What to produce
Pull out every line below containing the word "title".

▼

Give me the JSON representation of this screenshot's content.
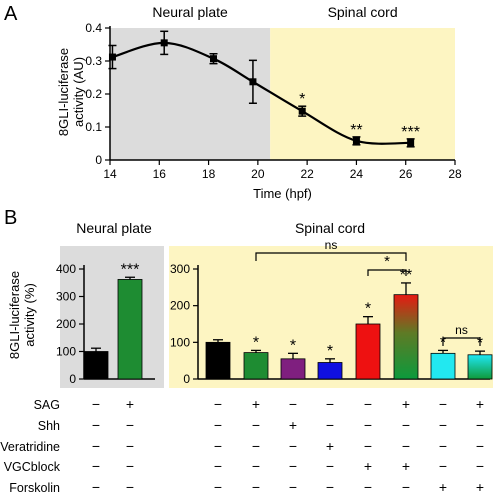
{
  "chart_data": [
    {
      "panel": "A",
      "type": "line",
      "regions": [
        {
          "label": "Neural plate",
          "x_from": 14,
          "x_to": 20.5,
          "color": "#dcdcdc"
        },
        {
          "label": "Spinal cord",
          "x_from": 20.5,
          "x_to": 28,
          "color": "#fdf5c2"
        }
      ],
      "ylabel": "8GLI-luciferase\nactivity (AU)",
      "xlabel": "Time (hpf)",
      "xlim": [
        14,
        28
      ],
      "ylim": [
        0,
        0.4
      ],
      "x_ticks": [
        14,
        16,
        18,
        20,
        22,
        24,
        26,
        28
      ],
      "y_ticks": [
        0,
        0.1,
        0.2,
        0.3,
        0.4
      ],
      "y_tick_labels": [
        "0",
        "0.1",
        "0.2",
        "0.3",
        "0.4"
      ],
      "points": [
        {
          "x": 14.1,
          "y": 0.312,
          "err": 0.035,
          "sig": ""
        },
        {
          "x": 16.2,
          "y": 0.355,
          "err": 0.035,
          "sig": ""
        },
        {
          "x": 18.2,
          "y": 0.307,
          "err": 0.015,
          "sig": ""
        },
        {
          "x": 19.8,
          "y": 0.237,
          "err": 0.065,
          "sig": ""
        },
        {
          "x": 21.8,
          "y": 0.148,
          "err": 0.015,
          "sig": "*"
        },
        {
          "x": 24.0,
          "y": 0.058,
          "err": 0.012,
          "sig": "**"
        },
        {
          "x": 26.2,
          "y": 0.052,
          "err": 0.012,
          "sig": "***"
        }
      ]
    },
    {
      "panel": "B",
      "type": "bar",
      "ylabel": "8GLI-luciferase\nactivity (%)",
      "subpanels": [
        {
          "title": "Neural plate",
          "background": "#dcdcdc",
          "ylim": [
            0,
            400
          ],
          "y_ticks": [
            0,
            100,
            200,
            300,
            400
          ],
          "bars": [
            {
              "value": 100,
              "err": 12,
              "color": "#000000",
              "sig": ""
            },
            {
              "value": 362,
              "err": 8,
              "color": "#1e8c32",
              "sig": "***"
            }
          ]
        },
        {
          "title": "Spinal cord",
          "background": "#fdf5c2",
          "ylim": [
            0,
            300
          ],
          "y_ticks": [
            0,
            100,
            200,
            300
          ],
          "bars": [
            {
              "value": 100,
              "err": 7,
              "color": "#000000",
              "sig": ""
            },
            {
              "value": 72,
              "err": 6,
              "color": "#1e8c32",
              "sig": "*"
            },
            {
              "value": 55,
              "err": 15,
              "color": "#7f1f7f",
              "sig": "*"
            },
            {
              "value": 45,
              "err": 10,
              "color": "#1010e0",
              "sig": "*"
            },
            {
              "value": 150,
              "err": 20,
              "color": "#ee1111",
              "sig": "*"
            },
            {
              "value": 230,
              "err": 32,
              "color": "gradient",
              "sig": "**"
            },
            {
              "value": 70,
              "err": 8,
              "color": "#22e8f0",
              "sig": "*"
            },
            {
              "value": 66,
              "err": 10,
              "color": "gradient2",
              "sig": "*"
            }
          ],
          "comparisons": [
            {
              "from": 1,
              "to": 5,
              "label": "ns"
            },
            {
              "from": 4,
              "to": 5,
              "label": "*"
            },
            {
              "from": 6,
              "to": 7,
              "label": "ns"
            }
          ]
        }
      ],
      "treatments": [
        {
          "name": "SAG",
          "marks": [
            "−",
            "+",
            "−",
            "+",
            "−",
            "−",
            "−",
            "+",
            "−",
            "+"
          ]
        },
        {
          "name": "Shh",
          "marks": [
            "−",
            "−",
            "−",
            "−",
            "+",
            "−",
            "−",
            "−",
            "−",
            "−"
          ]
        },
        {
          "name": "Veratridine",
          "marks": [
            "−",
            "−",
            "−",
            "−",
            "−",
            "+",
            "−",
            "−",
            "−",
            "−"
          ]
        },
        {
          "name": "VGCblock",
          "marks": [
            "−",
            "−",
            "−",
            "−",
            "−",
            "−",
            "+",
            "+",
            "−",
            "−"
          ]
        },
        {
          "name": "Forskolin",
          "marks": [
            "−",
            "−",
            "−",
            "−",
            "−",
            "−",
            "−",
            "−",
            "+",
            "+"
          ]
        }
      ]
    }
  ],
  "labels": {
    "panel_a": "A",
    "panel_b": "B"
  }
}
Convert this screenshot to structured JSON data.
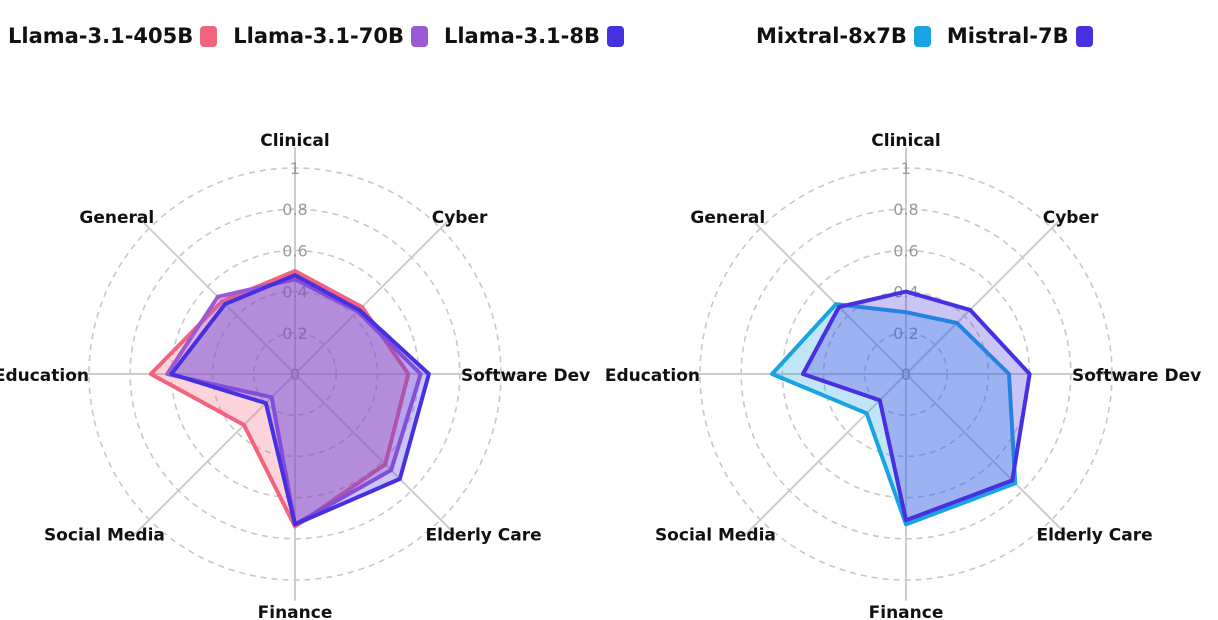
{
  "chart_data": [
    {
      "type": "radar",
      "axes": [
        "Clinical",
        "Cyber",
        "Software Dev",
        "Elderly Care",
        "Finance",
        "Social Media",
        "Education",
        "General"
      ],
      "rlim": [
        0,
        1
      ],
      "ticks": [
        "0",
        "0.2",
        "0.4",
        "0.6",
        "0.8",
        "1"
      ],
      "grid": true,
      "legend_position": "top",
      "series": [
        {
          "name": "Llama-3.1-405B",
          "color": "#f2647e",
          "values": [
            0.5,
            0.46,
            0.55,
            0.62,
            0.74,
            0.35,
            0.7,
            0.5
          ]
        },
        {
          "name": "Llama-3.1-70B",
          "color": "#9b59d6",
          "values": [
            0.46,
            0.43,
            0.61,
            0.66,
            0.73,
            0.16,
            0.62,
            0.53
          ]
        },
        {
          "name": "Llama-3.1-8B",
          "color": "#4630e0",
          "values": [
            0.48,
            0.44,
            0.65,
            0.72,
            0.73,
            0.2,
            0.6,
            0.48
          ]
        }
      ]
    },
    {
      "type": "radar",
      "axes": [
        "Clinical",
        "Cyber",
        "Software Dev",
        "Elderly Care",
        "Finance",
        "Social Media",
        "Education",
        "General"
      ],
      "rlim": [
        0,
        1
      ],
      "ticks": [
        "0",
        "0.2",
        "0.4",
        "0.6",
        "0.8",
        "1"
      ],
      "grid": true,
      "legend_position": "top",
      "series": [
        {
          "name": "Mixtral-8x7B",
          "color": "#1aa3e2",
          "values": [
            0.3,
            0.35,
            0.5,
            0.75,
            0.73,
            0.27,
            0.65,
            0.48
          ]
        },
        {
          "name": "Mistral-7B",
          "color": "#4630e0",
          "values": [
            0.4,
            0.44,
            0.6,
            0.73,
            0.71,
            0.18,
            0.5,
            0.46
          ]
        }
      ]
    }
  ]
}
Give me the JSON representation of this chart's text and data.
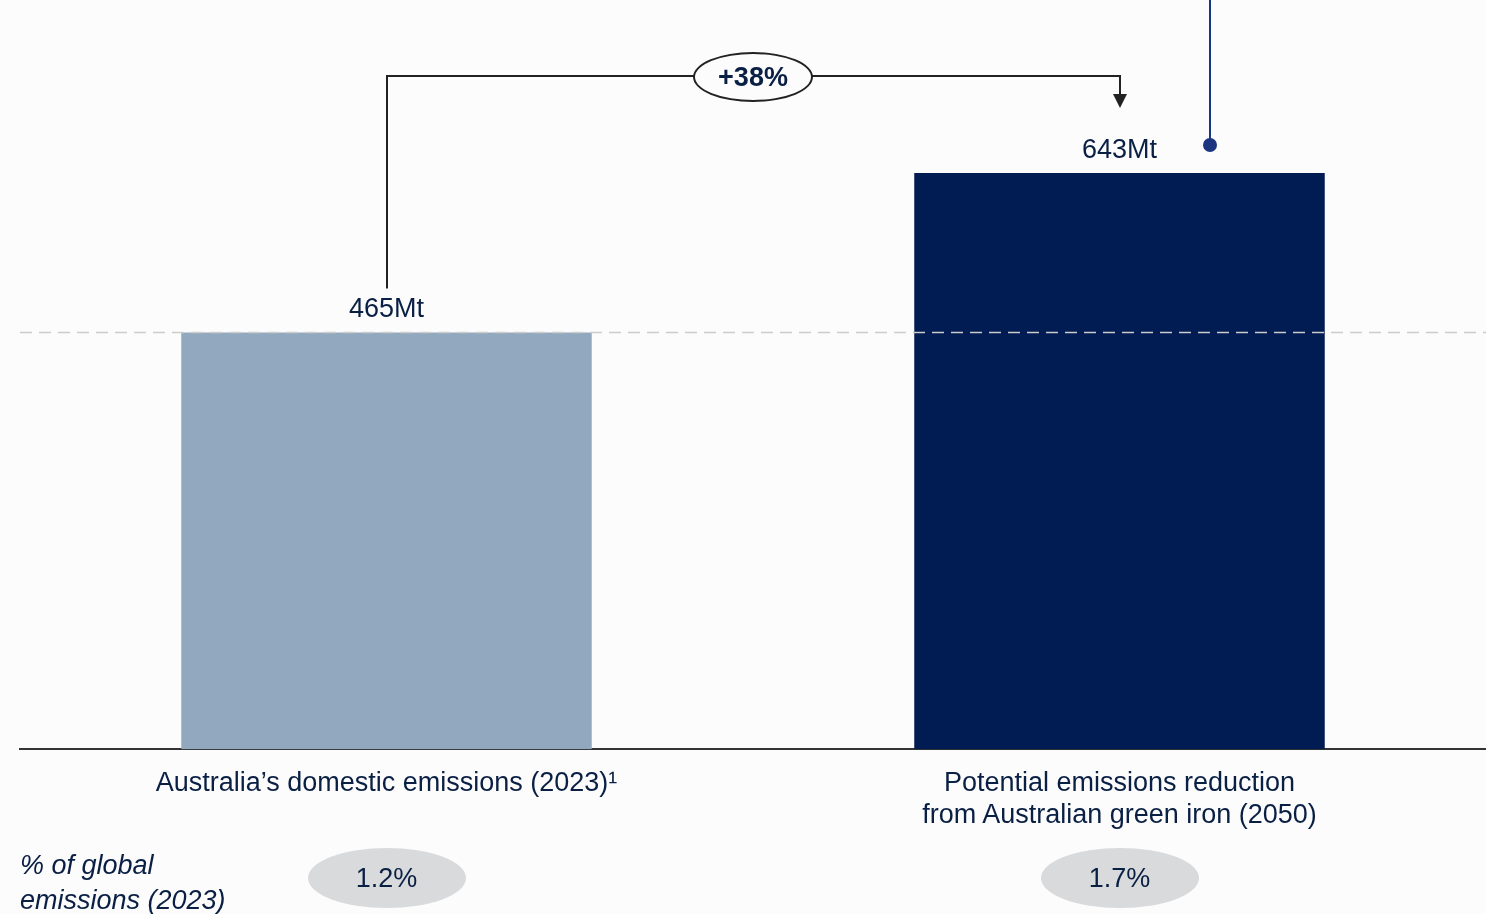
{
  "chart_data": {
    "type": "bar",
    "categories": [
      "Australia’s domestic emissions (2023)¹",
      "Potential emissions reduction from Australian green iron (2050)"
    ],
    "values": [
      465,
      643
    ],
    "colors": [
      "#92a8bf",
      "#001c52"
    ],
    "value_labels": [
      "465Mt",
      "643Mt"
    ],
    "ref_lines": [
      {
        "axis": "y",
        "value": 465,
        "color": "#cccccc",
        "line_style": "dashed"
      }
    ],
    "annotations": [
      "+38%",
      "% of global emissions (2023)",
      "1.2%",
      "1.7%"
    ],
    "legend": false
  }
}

▲

Response for this exercise
          "title": "Neural plate",
          "title": "Spinal cord",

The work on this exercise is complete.